PROBLEM TO WORK ON: Each line of the material must be returned exactly.
▶
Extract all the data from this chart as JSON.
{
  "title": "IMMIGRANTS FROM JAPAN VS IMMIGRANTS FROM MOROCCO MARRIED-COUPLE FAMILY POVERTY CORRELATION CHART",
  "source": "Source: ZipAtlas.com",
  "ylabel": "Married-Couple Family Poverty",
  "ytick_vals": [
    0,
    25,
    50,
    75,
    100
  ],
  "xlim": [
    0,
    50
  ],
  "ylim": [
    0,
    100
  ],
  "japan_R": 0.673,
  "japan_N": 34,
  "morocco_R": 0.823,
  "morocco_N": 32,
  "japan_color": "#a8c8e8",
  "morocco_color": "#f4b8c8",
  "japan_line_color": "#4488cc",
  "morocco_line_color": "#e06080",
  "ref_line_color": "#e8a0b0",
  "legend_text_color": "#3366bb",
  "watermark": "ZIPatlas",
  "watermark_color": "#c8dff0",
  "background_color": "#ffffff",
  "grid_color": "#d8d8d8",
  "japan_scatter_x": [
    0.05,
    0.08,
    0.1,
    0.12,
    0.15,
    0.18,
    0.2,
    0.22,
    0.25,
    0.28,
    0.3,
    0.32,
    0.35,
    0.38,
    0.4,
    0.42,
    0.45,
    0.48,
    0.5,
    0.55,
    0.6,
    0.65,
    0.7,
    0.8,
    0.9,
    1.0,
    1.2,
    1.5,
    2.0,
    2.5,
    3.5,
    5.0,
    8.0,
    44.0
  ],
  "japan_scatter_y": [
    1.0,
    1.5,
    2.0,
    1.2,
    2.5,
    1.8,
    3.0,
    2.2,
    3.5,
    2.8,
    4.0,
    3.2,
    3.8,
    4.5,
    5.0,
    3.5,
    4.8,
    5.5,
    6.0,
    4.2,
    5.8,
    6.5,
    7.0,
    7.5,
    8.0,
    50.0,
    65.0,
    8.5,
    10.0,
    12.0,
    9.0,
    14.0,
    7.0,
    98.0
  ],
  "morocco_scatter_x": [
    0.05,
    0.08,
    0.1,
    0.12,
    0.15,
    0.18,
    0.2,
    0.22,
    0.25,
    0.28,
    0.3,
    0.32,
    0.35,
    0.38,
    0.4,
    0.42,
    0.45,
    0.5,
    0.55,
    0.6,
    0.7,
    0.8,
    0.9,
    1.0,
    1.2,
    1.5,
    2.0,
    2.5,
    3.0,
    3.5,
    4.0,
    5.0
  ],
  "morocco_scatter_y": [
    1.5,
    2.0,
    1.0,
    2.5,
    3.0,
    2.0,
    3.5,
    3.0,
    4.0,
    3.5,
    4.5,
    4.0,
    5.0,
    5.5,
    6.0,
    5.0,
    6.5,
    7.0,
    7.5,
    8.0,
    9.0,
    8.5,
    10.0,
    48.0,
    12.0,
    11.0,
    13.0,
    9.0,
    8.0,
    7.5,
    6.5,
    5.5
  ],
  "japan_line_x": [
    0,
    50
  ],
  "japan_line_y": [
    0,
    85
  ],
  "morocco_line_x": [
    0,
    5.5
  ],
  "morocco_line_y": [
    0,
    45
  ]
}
◀
REPLY TO THE EXERCISE:
Extract all the data from this chart as JSON.
{
  "title": "IMMIGRANTS FROM JAPAN VS IMMIGRANTS FROM MOROCCO MARRIED-COUPLE FAMILY POVERTY CORRELATION CHART",
  "source": "Source: ZipAtlas.com",
  "ylabel": "Married-Couple Family Poverty",
  "ytick_vals": [
    0,
    25,
    50,
    75,
    100
  ],
  "xlim": [
    0,
    50
  ],
  "ylim": [
    0,
    100
  ],
  "japan_R": 0.673,
  "japan_N": 34,
  "morocco_R": 0.823,
  "morocco_N": 32,
  "japan_color": "#a8c8e8",
  "morocco_color": "#f4b8c8",
  "japan_line_color": "#4488cc",
  "morocco_line_color": "#e06080",
  "ref_line_color": "#e8a0b0",
  "legend_text_color": "#3366bb",
  "watermark": "ZIPatlas",
  "watermark_color": "#c8dff0",
  "background_color": "#ffffff",
  "grid_color": "#d8d8d8",
  "japan_scatter_x": [
    0.05,
    0.08,
    0.1,
    0.12,
    0.15,
    0.18,
    0.2,
    0.22,
    0.25,
    0.28,
    0.3,
    0.32,
    0.35,
    0.38,
    0.4,
    0.42,
    0.45,
    0.48,
    0.5,
    0.55,
    0.6,
    0.65,
    0.7,
    0.8,
    0.9,
    1.0,
    1.2,
    1.5,
    2.0,
    2.5,
    3.5,
    5.0,
    8.0,
    44.0
  ],
  "japan_scatter_y": [
    1.0,
    1.5,
    2.0,
    1.2,
    2.5,
    1.8,
    3.0,
    2.2,
    3.5,
    2.8,
    4.0,
    3.2,
    3.8,
    4.5,
    5.0,
    3.5,
    4.8,
    5.5,
    6.0,
    4.2,
    5.8,
    6.5,
    7.0,
    7.5,
    8.0,
    50.0,
    65.0,
    8.5,
    10.0,
    12.0,
    9.0,
    14.0,
    7.0,
    98.0
  ],
  "morocco_scatter_x": [
    0.05,
    0.08,
    0.1,
    0.12,
    0.15,
    0.18,
    0.2,
    0.22,
    0.25,
    0.28,
    0.3,
    0.32,
    0.35,
    0.38,
    0.4,
    0.42,
    0.45,
    0.5,
    0.55,
    0.6,
    0.7,
    0.8,
    0.9,
    1.0,
    1.2,
    1.5,
    2.0,
    2.5,
    3.0,
    3.5,
    4.0,
    5.0
  ],
  "morocco_scatter_y": [
    1.5,
    2.0,
    1.0,
    2.5,
    3.0,
    2.0,
    3.5,
    3.0,
    4.0,
    3.5,
    4.5,
    4.0,
    5.0,
    5.5,
    6.0,
    5.0,
    6.5,
    7.0,
    7.5,
    8.0,
    9.0,
    8.5,
    10.0,
    48.0,
    12.0,
    11.0,
    13.0,
    9.0,
    8.0,
    7.5,
    6.5,
    5.5
  ],
  "japan_line_x": [
    0,
    50
  ],
  "japan_line_y": [
    0,
    85
  ],
  "morocco_line_x": [
    0,
    5.5
  ],
  "morocco_line_y": [
    0,
    45
  ]
}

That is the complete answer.